— START OF RECORDS FOR PROCESSING —

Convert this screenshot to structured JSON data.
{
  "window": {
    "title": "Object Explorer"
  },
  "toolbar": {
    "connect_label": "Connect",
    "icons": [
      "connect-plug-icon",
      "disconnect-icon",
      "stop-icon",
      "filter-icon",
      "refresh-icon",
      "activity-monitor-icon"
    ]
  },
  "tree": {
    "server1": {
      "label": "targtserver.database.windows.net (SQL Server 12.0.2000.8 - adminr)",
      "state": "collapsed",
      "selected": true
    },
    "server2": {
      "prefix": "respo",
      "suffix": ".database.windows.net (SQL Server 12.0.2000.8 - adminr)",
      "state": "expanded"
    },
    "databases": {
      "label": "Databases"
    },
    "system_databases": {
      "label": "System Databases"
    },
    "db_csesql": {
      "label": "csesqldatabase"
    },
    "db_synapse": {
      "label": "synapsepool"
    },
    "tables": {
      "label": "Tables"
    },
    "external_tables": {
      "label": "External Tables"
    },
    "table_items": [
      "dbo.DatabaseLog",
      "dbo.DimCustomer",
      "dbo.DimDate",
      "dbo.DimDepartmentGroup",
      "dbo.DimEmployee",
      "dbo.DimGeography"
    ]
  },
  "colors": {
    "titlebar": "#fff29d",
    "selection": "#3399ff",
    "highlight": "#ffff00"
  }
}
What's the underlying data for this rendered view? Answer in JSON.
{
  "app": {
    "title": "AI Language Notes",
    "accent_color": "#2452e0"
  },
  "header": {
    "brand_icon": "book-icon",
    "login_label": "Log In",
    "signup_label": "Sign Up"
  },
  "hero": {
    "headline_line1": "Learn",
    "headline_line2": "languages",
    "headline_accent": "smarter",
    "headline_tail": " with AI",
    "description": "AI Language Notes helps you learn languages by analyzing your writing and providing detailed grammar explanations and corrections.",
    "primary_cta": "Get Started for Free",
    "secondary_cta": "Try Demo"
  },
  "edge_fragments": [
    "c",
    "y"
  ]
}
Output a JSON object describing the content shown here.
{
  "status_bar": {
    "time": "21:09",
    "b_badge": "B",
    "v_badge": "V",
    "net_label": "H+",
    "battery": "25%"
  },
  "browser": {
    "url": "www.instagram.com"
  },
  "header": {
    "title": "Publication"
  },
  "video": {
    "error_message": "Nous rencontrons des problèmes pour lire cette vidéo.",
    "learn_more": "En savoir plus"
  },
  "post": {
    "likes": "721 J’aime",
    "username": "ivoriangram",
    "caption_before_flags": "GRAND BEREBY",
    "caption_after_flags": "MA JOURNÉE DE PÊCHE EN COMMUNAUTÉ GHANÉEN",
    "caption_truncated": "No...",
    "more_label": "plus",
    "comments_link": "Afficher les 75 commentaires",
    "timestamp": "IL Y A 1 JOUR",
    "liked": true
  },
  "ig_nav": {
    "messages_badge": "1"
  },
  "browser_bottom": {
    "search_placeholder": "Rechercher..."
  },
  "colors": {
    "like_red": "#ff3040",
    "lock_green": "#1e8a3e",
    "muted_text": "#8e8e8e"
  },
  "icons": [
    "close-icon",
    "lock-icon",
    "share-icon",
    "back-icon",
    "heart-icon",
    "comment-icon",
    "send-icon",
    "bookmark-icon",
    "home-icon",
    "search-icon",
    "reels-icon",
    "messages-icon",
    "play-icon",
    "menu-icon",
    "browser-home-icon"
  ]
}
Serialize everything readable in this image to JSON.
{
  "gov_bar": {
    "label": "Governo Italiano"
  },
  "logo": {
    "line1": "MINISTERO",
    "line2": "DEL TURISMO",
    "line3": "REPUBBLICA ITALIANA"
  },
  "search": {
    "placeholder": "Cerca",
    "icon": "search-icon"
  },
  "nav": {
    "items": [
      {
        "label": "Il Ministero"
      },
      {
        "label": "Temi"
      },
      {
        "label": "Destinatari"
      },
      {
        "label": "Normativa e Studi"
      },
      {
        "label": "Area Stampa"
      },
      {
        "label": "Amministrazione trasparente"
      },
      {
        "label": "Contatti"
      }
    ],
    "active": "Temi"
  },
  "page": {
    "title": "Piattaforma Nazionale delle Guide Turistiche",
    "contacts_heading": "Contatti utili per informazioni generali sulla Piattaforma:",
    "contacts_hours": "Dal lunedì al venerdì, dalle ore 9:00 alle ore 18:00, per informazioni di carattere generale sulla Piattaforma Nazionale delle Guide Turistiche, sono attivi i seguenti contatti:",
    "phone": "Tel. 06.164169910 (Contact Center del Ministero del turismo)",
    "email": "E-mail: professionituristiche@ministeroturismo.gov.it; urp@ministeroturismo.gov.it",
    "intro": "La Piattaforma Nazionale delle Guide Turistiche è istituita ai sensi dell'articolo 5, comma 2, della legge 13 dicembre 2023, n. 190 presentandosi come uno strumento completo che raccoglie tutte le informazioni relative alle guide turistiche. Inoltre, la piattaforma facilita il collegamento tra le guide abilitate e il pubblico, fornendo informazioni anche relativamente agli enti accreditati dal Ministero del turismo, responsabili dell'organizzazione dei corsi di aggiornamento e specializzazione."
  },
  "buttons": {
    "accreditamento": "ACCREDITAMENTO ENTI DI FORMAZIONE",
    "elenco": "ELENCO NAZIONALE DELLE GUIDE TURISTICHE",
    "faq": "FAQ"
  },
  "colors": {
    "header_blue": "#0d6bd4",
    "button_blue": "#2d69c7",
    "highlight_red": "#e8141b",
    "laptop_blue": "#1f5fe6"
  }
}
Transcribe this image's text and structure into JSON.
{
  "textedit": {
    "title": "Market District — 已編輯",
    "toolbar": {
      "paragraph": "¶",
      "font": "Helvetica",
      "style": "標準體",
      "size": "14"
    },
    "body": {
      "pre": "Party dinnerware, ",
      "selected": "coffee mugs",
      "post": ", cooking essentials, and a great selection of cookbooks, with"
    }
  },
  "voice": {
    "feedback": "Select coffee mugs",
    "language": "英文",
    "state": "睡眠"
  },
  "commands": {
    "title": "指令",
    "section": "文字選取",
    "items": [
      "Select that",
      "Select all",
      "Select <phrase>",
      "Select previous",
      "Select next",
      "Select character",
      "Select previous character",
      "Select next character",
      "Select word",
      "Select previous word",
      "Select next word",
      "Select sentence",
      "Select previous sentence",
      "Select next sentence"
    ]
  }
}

— END OF RECORDS FOR PROCESSING —

Produce an exact copy of every entry above.

[ANSWER FOR THIS EXERCISE]:
Convert this screenshot to structured JSON data.
{
  "window": {
    "title": "Object Explorer"
  },
  "toolbar": {
    "connect_label": "Connect",
    "icons": [
      "connect-plug-icon",
      "disconnect-icon",
      "stop-icon",
      "filter-icon",
      "refresh-icon",
      "activity-monitor-icon"
    ]
  },
  "tree": {
    "server1": {
      "label": "targtserver.database.windows.net (SQL Server 12.0.2000.8 - adminr)",
      "state": "collapsed",
      "selected": true
    },
    "server2": {
      "prefix": "respo",
      "suffix": ".database.windows.net (SQL Server 12.0.2000.8 - adminr)",
      "state": "expanded"
    },
    "databases": {
      "label": "Databases"
    },
    "system_databases": {
      "label": "System Databases"
    },
    "db_csesql": {
      "label": "csesqldatabase"
    },
    "db_synapse": {
      "label": "synapsepool"
    },
    "tables": {
      "label": "Tables"
    },
    "external_tables": {
      "label": "External Tables"
    },
    "table_items": [
      "dbo.DatabaseLog",
      "dbo.DimCustomer",
      "dbo.DimDate",
      "dbo.DimDepartmentGroup",
      "dbo.DimEmployee",
      "dbo.DimGeography"
    ]
  },
  "colors": {
    "titlebar": "#fff29d",
    "selection": "#3399ff",
    "highlight": "#ffff00"
  }
}
What's the underlying data for this rendered view? Answer in JSON.
{
  "app": {
    "title": "AI Language Notes",
    "accent_color": "#2452e0"
  },
  "header": {
    "brand_icon": "book-icon",
    "login_label": "Log In",
    "signup_label": "Sign Up"
  },
  "hero": {
    "headline_line1": "Learn",
    "headline_line2": "languages",
    "headline_accent": "smarter",
    "headline_tail": " with AI",
    "description": "AI Language Notes helps you learn languages by analyzing your writing and providing detailed grammar explanations and corrections.",
    "primary_cta": "Get Started for Free",
    "secondary_cta": "Try Demo"
  },
  "edge_fragments": [
    "c",
    "y"
  ]
}
Output a JSON object describing the content shown here.
{
  "status_bar": {
    "time": "21:09",
    "b_badge": "B",
    "v_badge": "V",
    "net_label": "H+",
    "battery": "25%"
  },
  "browser": {
    "url": "www.instagram.com"
  },
  "header": {
    "title": "Publication"
  },
  "video": {
    "error_message": "Nous rencontrons des problèmes pour lire cette vidéo.",
    "learn_more": "En savoir plus"
  },
  "post": {
    "likes": "721 J’aime",
    "username": "ivoriangram",
    "caption_before_flags": "GRAND BEREBY",
    "caption_after_flags": "MA JOURNÉE DE PÊCHE EN COMMUNAUTÉ GHANÉEN",
    "caption_truncated": "No...",
    "more_label": "plus",
    "comments_link": "Afficher les 75 commentaires",
    "timestamp": "IL Y A 1 JOUR",
    "liked": true
  },
  "ig_nav": {
    "messages_badge": "1"
  },
  "browser_bottom": {
    "search_placeholder": "Rechercher..."
  },
  "colors": {
    "like_red": "#ff3040",
    "lock_green": "#1e8a3e",
    "muted_text": "#8e8e8e"
  },
  "icons": [
    "close-icon",
    "lock-icon",
    "share-icon",
    "back-icon",
    "heart-icon",
    "comment-icon",
    "send-icon",
    "bookmark-icon",
    "home-icon",
    "search-icon",
    "reels-icon",
    "messages-icon",
    "play-icon",
    "menu-icon",
    "browser-home-icon"
  ]
}
Serialize everything readable in this image to JSON.
{
  "gov_bar": {
    "label": "Governo Italiano"
  },
  "logo": {
    "line1": "MINISTERO",
    "line2": "DEL TURISMO",
    "line3": "REPUBBLICA ITALIANA"
  },
  "search": {
    "placeholder": "Cerca",
    "icon": "search-icon"
  },
  "nav": {
    "items": [
      {
        "label": "Il Ministero"
      },
      {
        "label": "Temi"
      },
      {
        "label": "Destinatari"
      },
      {
        "label": "Normativa e Studi"
      },
      {
        "label": "Area Stampa"
      },
      {
        "label": "Amministrazione trasparente"
      },
      {
        "label": "Contatti"
      }
    ],
    "active": "Temi"
  },
  "page": {
    "title": "Piattaforma Nazionale delle Guide Turistiche",
    "contacts_heading": "Contatti utili per informazioni generali sulla Piattaforma:",
    "contacts_hours": "Dal lunedì al venerdì, dalle ore 9:00 alle ore 18:00, per informazioni di carattere generale sulla Piattaforma Nazionale delle Guide Turistiche, sono attivi i seguenti contatti:",
    "phone": "Tel. 06.164169910 (Contact Center del Ministero del turismo)",
    "email": "E-mail: professionituristiche@ministeroturismo.gov.it; urp@ministeroturismo.gov.it",
    "intro": "La Piattaforma Nazionale delle Guide Turistiche è istituita ai sensi dell'articolo 5, comma 2, della legge 13 dicembre 2023, n. 190 presentandosi come uno strumento completo che raccoglie tutte le informazioni relative alle guide turistiche. Inoltre, la piattaforma facilita il collegamento tra le guide abilitate e il pubblico, fornendo informazioni anche relativamente agli enti accreditati dal Ministero del turismo, responsabili dell'organizzazione dei corsi di aggiornamento e specializzazione."
  },
  "buttons": {
    "accreditamento": "ACCREDITAMENTO ENTI DI FORMAZIONE",
    "elenco": "ELENCO NAZIONALE DELLE GUIDE TURISTICHE",
    "faq": "FAQ"
  },
  "colors": {
    "header_blue": "#0d6bd4",
    "button_blue": "#2d69c7",
    "highlight_red": "#e8141b",
    "laptop_blue": "#1f5fe6"
  }
}
Transcribe this image's text and structure into JSON.
{
  "textedit": {
    "title": "Market District — 已編輯",
    "toolbar": {
      "paragraph": "¶",
      "font": "Helvetica",
      "style": "標準體",
      "size": "14"
    },
    "body": {
      "pre": "Party dinnerware, ",
      "selected": "coffee mugs",
      "post": ", cooking essentials, and a great selection of cookbooks, with"
    }
  },
  "voice": {
    "feedback": "Select coffee mugs",
    "language": "英文",
    "state": "睡眠"
  },
  "commands": {
    "title": "指令",
    "section": "文字選取",
    "items": [
      "Select that",
      "Select all",
      "Select <phrase>",
      "Select previous",
      "Select next",
      "Select character",
      "Select previous character",
      "Select next character",
      "Select word",
      "Select previous word",
      "Select next word",
      "Select sentence",
      "Select previous sentence",
      "Select next sentence"
    ]
  }
}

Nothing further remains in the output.